• Extract:

Jesús Valiente

Personal information
- Full name: Jesús Alberto Valiente Briceño
- Date of birth: 28 August 1974 (age 52)
- Place of birth: Escuque, Venezuela
- Height: 1.76 m (5 ft 9 in)
- Position: Midfielder

Team information
- Current team: Trujillanos (youth coordinator)

Youth career
- Escuque FC
- Trujillanos

Senior career*
- Years: Team / Apps / (Gls)
- 1994–1998: Trujillanos
- 1998–1999: Internacional de Lara
- 2000: Zulianos
- 2001: Caracas
- 2002–2007: Trujillanos
- 2007–2008: Zamora
- 2008–2009: Atlético Trujillo
- 2009–2010: Trujillanos

International career
- 1996–1997: Venezuela / 9 / (0)

Managerial career
- 2012–2013: Trujillanos (youth)
- 2014–2019: Trujillanos (assistant)
- 2016: Trujillanos (interim)
- 2019: Trujillanos
- 2019–2021: Trujillanos (assistant)
- 2021: Trujillanos

= Jesús Valiente =

Venezuelan football manager (born 1974)

Jesús Alberto Valiente Briceño (born 28 August 1974) is a Venezuelan football manager and former player who played as a midfielder. He is the current coordinator of Trujillanos' youth categories.

== Career ==
During his playing career, Rodríguez notably represented Trujillanos, while also playing for other teams in the country. He also played for the Venezuela national team on nine occasions, and represented the nation in the 1997 Copa América.

• Given information:
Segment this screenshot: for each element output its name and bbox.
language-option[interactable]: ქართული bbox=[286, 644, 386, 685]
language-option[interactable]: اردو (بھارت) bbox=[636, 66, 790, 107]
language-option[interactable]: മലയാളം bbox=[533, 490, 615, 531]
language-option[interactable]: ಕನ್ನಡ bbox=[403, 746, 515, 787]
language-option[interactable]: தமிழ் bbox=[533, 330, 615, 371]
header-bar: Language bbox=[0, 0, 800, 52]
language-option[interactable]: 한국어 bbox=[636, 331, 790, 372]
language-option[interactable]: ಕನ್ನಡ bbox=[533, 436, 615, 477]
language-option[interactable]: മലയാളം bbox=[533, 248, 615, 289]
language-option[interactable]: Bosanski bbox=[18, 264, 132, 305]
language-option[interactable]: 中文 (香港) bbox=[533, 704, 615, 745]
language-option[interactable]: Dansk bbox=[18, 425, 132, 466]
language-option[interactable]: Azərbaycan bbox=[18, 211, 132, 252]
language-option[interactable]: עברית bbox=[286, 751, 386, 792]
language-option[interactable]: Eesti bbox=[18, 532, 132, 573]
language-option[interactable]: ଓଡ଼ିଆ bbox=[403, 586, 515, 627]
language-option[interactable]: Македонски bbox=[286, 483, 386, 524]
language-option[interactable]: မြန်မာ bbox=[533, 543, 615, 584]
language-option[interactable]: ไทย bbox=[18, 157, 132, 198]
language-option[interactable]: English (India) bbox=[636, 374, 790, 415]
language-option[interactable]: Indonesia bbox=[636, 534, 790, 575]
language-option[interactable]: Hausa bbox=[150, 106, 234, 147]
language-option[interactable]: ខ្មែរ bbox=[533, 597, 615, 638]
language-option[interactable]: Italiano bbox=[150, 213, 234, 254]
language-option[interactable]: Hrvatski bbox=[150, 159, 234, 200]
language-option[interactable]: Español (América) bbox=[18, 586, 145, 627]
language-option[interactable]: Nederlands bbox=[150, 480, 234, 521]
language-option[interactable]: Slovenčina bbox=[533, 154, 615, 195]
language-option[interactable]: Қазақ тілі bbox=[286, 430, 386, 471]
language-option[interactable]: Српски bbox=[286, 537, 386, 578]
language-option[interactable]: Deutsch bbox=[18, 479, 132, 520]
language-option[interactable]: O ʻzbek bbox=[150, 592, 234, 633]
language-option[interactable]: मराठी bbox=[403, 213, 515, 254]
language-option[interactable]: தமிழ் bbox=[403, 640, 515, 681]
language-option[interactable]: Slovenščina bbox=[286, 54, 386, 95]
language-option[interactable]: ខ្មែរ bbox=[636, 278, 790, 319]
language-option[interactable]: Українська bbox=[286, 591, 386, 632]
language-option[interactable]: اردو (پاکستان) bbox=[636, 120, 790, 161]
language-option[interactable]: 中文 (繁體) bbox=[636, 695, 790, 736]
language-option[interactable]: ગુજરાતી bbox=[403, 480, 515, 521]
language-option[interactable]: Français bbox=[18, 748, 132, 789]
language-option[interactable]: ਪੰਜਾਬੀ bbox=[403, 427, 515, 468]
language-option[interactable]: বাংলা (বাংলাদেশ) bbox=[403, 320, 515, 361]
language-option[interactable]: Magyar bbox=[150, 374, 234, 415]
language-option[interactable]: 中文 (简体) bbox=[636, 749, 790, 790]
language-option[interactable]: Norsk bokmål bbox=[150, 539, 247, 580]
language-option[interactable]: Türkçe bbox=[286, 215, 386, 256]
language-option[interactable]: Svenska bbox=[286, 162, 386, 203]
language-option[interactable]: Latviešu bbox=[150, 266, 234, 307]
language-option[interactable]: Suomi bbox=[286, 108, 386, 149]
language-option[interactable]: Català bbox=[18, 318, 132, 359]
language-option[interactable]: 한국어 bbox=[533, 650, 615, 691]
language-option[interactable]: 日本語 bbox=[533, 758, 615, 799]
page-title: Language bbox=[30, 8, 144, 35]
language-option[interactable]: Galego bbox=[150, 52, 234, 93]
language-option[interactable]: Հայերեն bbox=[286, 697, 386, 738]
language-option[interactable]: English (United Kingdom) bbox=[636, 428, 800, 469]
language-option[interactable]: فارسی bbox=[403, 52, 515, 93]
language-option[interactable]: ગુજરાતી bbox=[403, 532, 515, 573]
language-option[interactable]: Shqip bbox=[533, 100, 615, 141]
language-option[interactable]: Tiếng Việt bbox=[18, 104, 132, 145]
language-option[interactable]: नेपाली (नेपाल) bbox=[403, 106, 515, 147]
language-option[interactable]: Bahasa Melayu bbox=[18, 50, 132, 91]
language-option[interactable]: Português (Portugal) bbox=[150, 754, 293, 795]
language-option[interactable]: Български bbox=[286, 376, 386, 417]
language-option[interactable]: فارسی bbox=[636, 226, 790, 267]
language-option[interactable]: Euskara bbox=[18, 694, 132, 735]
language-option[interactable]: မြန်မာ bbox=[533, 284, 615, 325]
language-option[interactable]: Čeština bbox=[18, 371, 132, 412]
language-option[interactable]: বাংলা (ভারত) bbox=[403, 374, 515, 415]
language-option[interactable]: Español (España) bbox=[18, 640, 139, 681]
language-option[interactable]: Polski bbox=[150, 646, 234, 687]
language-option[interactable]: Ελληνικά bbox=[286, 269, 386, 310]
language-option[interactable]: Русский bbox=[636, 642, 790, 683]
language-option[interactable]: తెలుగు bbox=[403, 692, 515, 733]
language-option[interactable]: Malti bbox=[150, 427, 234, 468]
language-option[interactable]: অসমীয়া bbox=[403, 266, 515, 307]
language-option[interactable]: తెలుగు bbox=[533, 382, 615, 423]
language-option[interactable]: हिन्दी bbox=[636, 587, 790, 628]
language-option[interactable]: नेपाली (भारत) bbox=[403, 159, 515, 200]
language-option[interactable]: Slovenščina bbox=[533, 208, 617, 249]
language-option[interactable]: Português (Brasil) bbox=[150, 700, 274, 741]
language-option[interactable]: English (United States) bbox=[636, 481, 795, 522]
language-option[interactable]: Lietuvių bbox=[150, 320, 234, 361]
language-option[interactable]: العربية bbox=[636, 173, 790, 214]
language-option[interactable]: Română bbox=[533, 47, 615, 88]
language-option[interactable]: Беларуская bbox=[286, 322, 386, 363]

• Instructions for the task: Please say whether each statement below agrees with the Jesús Valiente profile, answering yes or no and quoting the deciding words of the profile. 1. He was born in Escuque, Venezuela. 2. He played for the Venezuela national team on twelve occasions. 3. He played as a defender.

• Solution to the exercise:
1. Yes: "Place of birth: Escuque, Venezuela"
2. No: "He also played for the Venezuela national team on nine occasions"
3. No: "Position: Midfielder"